■ **Data records**
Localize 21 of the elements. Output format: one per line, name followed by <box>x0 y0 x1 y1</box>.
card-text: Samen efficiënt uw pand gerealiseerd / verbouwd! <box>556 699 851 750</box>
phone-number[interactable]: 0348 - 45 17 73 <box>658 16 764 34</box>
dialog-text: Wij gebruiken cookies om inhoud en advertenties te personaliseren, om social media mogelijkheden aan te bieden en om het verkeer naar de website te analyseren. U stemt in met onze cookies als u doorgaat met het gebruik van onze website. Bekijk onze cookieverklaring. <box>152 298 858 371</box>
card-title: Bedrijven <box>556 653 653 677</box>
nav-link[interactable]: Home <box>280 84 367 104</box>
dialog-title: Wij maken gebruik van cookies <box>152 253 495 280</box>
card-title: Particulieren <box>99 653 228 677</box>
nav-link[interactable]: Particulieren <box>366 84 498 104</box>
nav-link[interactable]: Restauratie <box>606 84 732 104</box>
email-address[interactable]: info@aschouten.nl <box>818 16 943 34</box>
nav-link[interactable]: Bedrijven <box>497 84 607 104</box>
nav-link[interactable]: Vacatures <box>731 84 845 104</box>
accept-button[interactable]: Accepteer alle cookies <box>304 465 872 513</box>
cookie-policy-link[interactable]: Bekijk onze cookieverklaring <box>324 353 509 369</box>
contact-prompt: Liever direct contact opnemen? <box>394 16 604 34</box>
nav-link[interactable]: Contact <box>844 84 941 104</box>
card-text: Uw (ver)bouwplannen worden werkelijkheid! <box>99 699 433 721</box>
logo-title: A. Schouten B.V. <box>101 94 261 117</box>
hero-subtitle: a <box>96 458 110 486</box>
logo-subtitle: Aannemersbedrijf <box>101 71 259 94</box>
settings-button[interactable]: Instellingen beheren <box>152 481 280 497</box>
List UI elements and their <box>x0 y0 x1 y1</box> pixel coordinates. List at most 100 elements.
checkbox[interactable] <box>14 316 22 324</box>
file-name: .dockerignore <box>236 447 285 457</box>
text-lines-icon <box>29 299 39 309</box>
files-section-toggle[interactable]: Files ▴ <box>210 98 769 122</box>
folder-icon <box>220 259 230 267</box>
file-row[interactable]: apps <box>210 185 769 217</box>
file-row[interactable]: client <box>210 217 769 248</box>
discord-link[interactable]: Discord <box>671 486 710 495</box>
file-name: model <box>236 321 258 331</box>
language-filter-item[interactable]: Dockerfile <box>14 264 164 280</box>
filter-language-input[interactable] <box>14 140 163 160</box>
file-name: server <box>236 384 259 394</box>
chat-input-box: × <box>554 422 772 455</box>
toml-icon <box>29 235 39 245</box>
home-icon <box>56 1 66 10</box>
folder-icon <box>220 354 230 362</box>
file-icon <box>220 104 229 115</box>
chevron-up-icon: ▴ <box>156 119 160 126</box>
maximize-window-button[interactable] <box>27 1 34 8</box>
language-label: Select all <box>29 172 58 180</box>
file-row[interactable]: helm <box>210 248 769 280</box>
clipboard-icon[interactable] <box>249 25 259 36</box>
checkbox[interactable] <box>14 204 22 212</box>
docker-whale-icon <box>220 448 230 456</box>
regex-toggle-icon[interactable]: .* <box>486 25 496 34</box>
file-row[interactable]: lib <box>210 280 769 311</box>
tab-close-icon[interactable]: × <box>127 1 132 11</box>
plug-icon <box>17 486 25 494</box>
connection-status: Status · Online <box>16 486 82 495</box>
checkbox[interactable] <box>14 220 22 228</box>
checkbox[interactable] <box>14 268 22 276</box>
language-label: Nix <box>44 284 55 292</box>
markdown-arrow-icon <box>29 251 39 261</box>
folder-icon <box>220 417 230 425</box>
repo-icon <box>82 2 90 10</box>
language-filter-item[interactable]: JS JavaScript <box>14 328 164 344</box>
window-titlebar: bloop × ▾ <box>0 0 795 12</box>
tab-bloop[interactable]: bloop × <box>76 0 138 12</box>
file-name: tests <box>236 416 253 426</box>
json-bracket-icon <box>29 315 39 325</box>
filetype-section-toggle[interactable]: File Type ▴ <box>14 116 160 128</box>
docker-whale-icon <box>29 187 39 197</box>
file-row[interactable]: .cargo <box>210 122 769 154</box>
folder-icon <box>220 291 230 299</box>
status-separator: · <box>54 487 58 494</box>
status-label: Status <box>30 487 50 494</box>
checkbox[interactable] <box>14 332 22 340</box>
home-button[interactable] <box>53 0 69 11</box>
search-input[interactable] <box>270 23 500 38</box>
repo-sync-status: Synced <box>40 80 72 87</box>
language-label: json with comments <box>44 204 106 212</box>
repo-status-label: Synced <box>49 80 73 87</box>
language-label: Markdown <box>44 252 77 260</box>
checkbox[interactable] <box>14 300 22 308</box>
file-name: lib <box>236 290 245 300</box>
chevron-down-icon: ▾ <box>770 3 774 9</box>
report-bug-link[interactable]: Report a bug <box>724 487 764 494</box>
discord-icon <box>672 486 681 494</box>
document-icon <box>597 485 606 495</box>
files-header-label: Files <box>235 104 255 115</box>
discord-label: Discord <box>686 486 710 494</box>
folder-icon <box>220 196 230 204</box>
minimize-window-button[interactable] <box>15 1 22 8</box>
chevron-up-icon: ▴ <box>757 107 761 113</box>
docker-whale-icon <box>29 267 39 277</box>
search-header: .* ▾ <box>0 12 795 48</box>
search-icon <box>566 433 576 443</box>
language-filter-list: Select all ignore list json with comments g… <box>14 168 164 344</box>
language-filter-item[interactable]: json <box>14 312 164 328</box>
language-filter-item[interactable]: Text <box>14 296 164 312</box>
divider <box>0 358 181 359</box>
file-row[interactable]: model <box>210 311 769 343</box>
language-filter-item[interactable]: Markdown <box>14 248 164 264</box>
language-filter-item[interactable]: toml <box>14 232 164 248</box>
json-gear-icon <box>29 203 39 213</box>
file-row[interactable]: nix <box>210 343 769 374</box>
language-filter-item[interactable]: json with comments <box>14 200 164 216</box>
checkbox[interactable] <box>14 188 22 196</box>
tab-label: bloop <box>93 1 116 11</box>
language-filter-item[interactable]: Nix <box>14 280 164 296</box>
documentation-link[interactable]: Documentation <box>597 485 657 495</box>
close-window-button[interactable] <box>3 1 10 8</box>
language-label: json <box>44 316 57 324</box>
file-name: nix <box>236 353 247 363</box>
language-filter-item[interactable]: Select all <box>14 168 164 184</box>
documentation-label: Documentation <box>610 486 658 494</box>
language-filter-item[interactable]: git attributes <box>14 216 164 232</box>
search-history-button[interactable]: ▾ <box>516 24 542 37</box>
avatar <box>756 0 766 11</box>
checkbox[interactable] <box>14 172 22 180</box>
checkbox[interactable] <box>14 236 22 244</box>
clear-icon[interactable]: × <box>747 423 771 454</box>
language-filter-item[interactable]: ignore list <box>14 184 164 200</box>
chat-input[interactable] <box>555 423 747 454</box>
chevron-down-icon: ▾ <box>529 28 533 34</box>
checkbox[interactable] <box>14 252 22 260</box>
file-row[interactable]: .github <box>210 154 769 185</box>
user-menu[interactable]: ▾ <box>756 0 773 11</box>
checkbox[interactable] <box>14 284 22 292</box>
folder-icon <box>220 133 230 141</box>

■ **Short exercise**
Gather every line of the records that contains the string "model", matching case exactly.

■ **The reply**
file-name: model <box>236 321 258 331</box>
file-row[interactable]: model <box>210 311 769 343</box>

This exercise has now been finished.